Tally the lines in the records underneath that contain the string "marosimi", and state the figure by itself.

Start of RECORDS SUPPLIED

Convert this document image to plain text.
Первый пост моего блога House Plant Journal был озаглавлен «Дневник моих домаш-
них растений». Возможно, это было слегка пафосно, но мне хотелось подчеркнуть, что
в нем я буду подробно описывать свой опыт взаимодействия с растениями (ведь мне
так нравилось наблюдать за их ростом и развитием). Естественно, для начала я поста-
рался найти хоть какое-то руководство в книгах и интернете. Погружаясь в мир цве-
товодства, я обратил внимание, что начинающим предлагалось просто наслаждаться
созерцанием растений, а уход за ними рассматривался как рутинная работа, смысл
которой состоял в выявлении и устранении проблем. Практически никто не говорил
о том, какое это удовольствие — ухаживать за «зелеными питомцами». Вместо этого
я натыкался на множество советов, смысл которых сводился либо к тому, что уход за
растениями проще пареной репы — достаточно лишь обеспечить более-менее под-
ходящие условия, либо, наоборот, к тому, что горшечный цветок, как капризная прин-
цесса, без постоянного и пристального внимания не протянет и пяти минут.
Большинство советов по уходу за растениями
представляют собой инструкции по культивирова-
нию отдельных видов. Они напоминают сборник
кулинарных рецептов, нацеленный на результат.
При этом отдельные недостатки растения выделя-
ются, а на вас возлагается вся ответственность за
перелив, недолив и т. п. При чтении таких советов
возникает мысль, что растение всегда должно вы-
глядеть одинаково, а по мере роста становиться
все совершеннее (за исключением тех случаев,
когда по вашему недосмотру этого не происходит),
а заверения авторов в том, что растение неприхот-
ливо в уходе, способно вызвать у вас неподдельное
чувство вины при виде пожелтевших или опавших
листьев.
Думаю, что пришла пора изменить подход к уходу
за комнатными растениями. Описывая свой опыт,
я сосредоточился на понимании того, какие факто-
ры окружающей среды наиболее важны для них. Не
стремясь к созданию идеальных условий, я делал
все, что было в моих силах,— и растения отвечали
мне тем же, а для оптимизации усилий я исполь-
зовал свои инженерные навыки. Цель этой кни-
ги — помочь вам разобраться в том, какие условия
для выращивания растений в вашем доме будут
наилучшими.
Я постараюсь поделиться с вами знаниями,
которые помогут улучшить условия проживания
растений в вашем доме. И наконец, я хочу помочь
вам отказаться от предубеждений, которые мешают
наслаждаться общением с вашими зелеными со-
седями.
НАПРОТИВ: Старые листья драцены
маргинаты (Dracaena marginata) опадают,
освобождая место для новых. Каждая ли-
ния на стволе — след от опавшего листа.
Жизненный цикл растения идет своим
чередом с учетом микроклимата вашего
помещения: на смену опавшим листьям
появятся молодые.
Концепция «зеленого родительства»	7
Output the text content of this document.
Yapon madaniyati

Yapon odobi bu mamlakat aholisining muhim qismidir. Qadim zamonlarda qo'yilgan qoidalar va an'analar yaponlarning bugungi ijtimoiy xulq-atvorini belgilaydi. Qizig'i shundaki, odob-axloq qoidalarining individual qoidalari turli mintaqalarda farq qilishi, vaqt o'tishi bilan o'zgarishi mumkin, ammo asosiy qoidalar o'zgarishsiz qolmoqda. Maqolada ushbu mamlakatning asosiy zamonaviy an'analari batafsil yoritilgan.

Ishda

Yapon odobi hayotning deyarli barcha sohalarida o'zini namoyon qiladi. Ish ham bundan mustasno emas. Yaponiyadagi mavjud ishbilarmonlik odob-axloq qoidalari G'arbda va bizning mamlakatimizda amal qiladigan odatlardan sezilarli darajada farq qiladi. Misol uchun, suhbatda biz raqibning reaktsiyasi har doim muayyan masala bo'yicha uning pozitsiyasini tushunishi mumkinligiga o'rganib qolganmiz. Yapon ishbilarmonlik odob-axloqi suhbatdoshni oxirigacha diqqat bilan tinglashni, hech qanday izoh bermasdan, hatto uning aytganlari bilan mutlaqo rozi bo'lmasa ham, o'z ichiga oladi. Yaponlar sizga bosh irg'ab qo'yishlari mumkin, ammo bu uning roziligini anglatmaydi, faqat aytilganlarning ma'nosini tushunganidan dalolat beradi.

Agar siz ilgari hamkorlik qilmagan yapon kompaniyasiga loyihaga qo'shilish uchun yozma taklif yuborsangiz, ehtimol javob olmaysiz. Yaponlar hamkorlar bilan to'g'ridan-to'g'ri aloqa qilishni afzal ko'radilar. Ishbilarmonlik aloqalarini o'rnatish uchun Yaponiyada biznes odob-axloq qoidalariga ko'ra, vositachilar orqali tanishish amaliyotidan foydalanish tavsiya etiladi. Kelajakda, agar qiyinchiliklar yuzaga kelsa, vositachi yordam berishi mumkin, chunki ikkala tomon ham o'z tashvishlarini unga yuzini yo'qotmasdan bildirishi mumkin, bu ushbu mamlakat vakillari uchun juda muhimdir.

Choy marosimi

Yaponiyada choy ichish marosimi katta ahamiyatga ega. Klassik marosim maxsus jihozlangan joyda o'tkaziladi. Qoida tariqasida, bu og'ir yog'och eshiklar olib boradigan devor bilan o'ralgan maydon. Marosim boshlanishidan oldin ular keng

End of RECORDS SUPPLIED

**THE COMPLETED TASK**
2